-- Start Extracted entries --

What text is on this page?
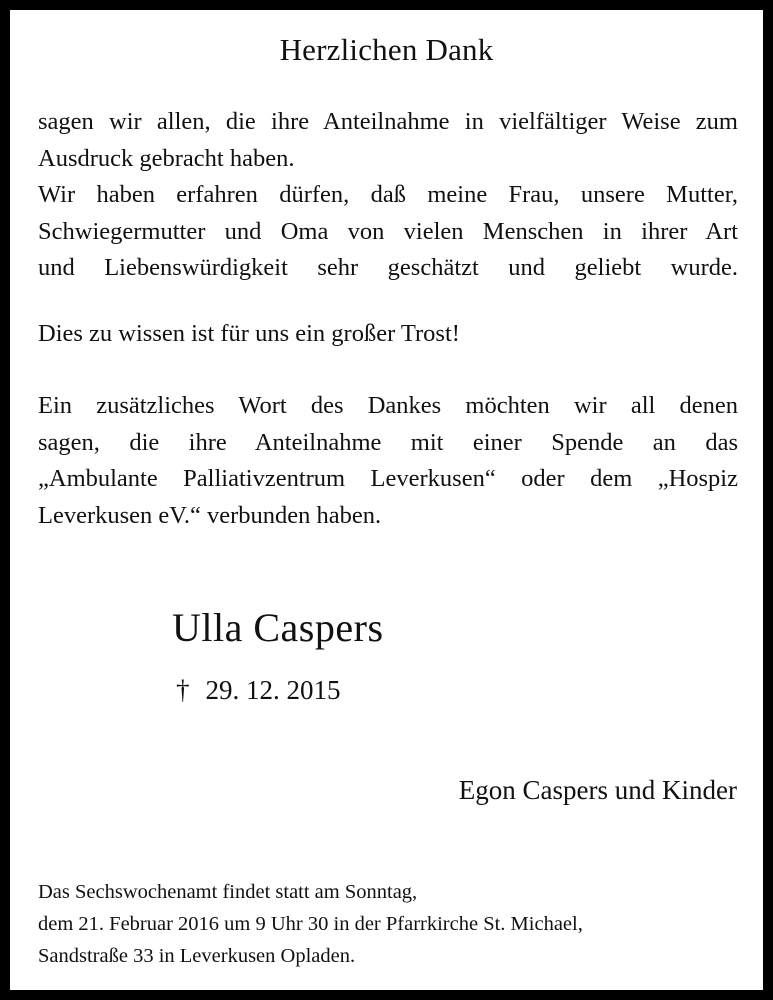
Herzlichen Dank
sagen wir allen, die ihre Anteilnahme in vielfältiger Weise zum
Ausdruck gebracht haben.
Wir haben erfahren dürfen, daß meine Frau, unsere Mutter,
Schwiegermutter und Oma von vielen Menschen in ihrer Art
und Liebenswürdigkeit sehr geschätzt und geliebt wurde.
Dies zu wissen ist für uns ein großer Trost!
Ein zusätzliches Wort des Dankes möchten wir all denen
sagen, die ihre Anteilnahme mit einer Spende an das
„Ambulante Palliativzentrum Leverkusen“ oder dem „Hospiz
Leverkusen eV.“ verbunden haben.
Ulla Caspers
† 29. 12. 2015
Egon Caspers und Kinder
Das Sechswochenamt findet statt am Sonntag,
dem 21. Februar 2016 um 9 Uhr 30 in der Pfarrkirche St. Michael,
Sandstraße 33 in Leverkusen Opladen.
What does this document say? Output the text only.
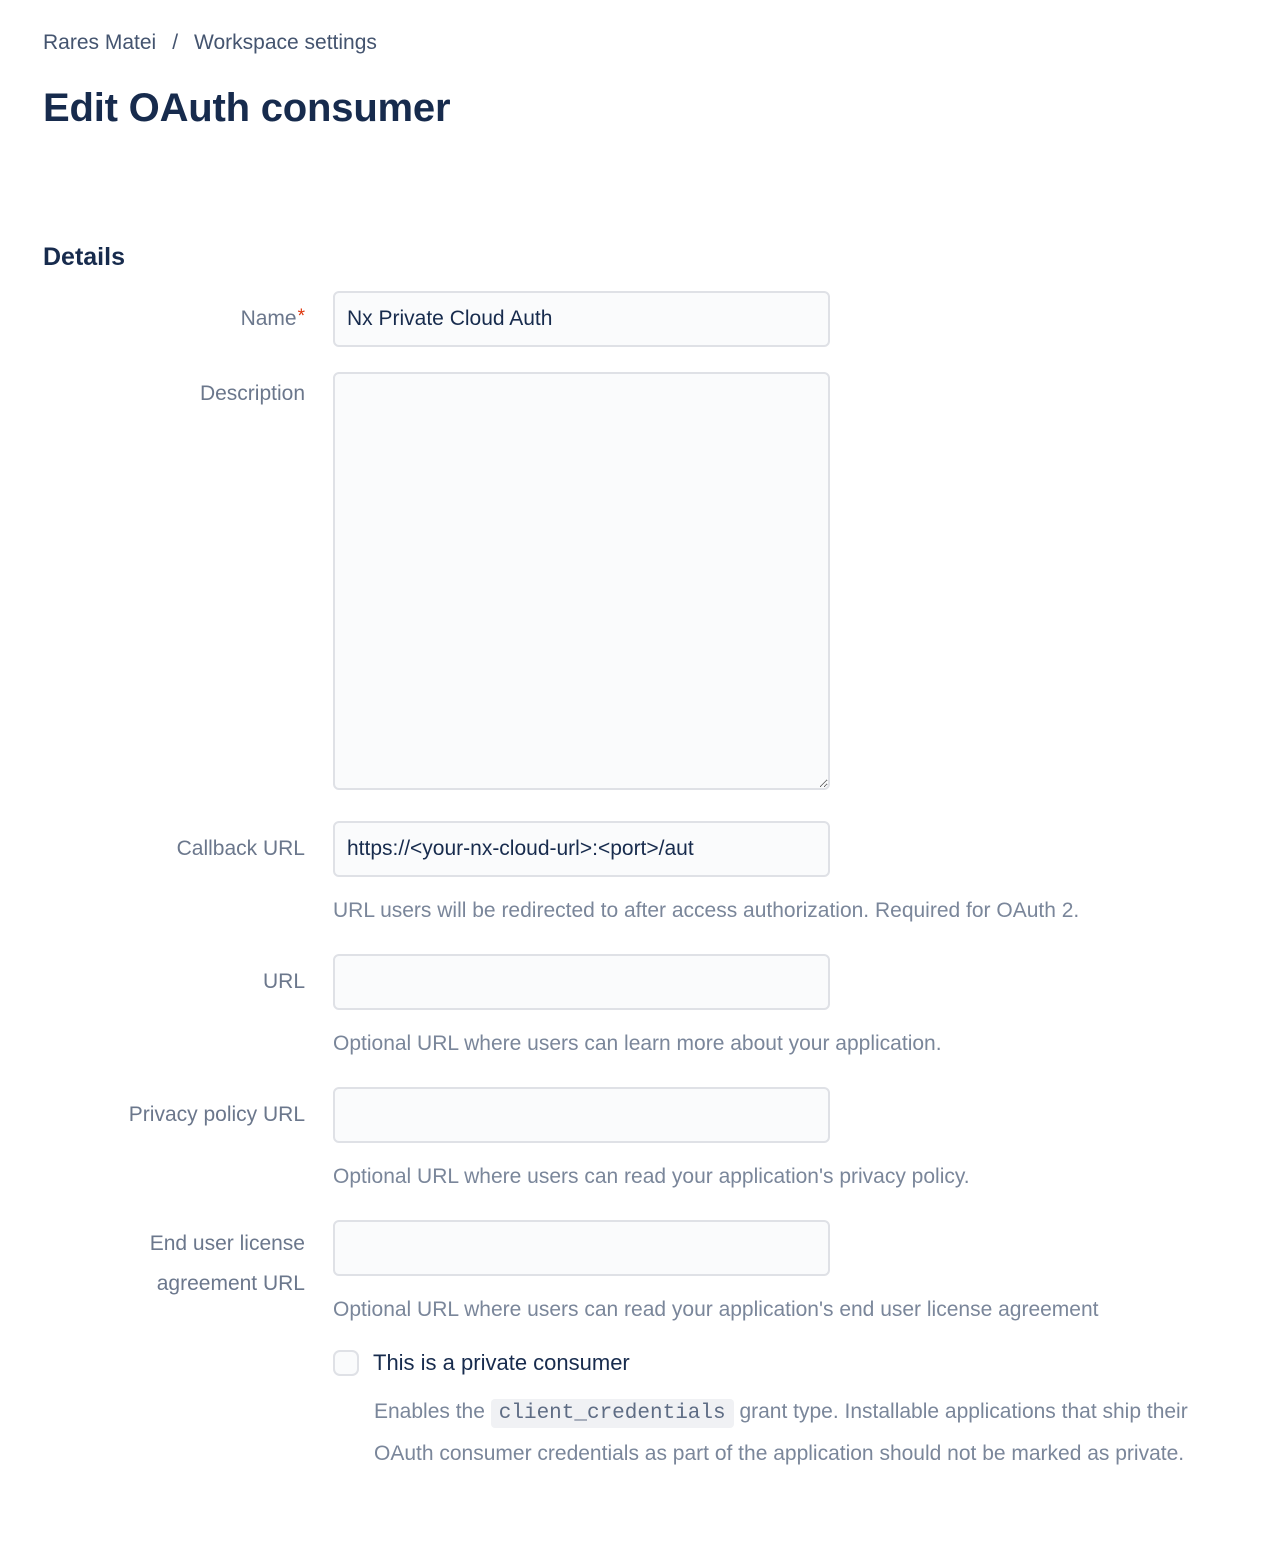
Rares Matei / Workspace settings
Edit OAuth consumer
Details
Name*
Nx Private Cloud Auth
Description
Callback URL
https://<your-nx-cloud-url>:<port>/aut
URL users will be redirected to after access authorization. Required for OAuth 2.
URL
Optional URL where users can learn more about your application.
Privacy policy URL
Optional URL where users can read your application's privacy policy.
End user license
agreement URL
Optional URL where users can read your application's end user license agreement
This is a private consumer
Enables the client_credentials grant type. Installable applications that ship their OAuth consumer credentials as part of the application should not be marked as private.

-- End Extracted entries --

» Your task:
Return all of the entries word for word, but omit the pictures.

» Task result:
What text is on this page?
Herzlichen Dank
sagen wir allen, die ihre Anteilnahme in vielfältiger Weise zum
Ausdruck gebracht haben.
Wir haben erfahren dürfen, daß meine Frau, unsere Mutter,
Schwiegermutter und Oma von vielen Menschen in ihrer Art
und Liebenswürdigkeit sehr geschätzt und geliebt wurde.
Dies zu wissen ist für uns ein großer Trost!
Ein zusätzliches Wort des Dankes möchten wir all denen
sagen, die ihre Anteilnahme mit einer Spende an das
„Ambulante Palliativzentrum Leverkusen“ oder dem „Hospiz
Leverkusen eV.“ verbunden haben.
Ulla Caspers
† 29. 12. 2015
Egon Caspers und Kinder
Das Sechswochenamt findet statt am Sonntag,
dem 21. Februar 2016 um 9 Uhr 30 in der Pfarrkirche St. Michael,
Sandstraße 33 in Leverkusen Opladen.
What does this document say? Output the text only.
Rares Matei / Workspace settings
Edit OAuth consumer
Details
Name*
Nx Private Cloud Auth
Description
Callback URL
https://<your-nx-cloud-url>:<port>/aut
URL users will be redirected to after access authorization. Required for OAuth 2.
URL
Optional URL where users can learn more about your application.
Privacy policy URL
Optional URL where users can read your application's privacy policy.
End user license
agreement URL
Optional URL where users can read your application's end user license agreement
This is a private consumer
Enables the client_credentials grant type. Installable applications that ship their OAuth consumer credentials as part of the application should not be marked as private.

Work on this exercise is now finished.